What this task involves: Retype all the records with nothing changed.

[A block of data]

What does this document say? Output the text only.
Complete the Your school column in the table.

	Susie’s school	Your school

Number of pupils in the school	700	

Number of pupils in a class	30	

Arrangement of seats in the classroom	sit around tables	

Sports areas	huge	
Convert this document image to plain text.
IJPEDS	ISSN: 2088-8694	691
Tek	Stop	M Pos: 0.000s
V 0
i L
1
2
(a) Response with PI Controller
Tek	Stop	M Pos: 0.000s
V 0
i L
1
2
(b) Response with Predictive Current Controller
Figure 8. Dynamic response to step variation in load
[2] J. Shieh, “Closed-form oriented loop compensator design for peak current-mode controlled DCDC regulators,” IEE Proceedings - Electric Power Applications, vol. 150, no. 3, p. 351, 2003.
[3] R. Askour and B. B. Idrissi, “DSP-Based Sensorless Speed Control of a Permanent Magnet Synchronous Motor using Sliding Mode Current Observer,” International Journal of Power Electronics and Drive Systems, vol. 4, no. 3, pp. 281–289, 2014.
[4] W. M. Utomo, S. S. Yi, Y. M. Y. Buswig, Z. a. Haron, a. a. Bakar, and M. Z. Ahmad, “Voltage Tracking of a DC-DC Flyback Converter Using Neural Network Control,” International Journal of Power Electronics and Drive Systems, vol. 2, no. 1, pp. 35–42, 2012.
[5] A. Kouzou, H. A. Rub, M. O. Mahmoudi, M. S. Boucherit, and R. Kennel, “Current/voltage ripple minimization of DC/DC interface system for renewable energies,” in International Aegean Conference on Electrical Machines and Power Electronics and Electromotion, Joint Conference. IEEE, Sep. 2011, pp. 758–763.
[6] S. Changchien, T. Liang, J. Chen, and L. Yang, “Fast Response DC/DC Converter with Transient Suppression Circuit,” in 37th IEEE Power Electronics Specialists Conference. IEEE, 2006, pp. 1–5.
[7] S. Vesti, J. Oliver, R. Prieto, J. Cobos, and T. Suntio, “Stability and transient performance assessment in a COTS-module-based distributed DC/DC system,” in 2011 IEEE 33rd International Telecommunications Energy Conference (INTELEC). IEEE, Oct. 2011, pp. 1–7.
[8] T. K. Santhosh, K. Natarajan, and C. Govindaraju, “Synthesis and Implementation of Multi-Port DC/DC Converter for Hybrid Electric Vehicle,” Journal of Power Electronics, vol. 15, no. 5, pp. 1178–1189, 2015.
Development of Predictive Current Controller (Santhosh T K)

Written answer:
What does this document say? Output the text only.
Complete the Your school column in the table.

	Susie’s school	Your school

Number of pupils in the school	700	

Number of pupils in a class	30	

Arrangement of seats in the classroom	sit around tables	

Sports areas	huge	
Convert this document image to plain text.
IJPEDS	ISSN: 2088-8694	691
Tek	Stop	M Pos: 0.000s
V 0
i L
1
2
(a) Response with PI Controller
Tek	Stop	M Pos: 0.000s
V 0
i L
1
2
(b) Response with Predictive Current Controller
Figure 8. Dynamic response to step variation in load
[2] J. Shieh, “Closed-form oriented loop compensator design for peak current-mode controlled DCDC regulators,” IEE Proceedings - Electric Power Applications, vol. 150, no. 3, p. 351, 2003.
[3] R. Askour and B. B. Idrissi, “DSP-Based Sensorless Speed Control of a Permanent Magnet Synchronous Motor using Sliding Mode Current Observer,” International Journal of Power Electronics and Drive Systems, vol. 4, no. 3, pp. 281–289, 2014.
[4] W. M. Utomo, S. S. Yi, Y. M. Y. Buswig, Z. a. Haron, a. a. Bakar, and M. Z. Ahmad, “Voltage Tracking of a DC-DC Flyback Converter Using Neural Network Control,” International Journal of Power Electronics and Drive Systems, vol. 2, no. 1, pp. 35–42, 2012.
[5] A. Kouzou, H. A. Rub, M. O. Mahmoudi, M. S. Boucherit, and R. Kennel, “Current/voltage ripple minimization of DC/DC interface system for renewable energies,” in International Aegean Conference on Electrical Machines and Power Electronics and Electromotion, Joint Conference. IEEE, Sep. 2011, pp. 758–763.
[6] S. Changchien, T. Liang, J. Chen, and L. Yang, “Fast Response DC/DC Converter with Transient Suppression Circuit,” in 37th IEEE Power Electronics Specialists Conference. IEEE, 2006, pp. 1–5.
[7] S. Vesti, J. Oliver, R. Prieto, J. Cobos, and T. Suntio, “Stability and transient performance assessment in a COTS-module-based distributed DC/DC system,” in 2011 IEEE 33rd International Telecommunications Energy Conference (INTELEC). IEEE, Oct. 2011, pp. 1–7.
[8] T. K. Santhosh, K. Natarajan, and C. Govindaraju, “Synthesis and Implementation of Multi-Port DC/DC Converter for Hybrid Electric Vehicle,” Journal of Power Electronics, vol. 15, no. 5, pp. 1178–1189, 2015.
Development of Predictive Current Controller (Santhosh T K)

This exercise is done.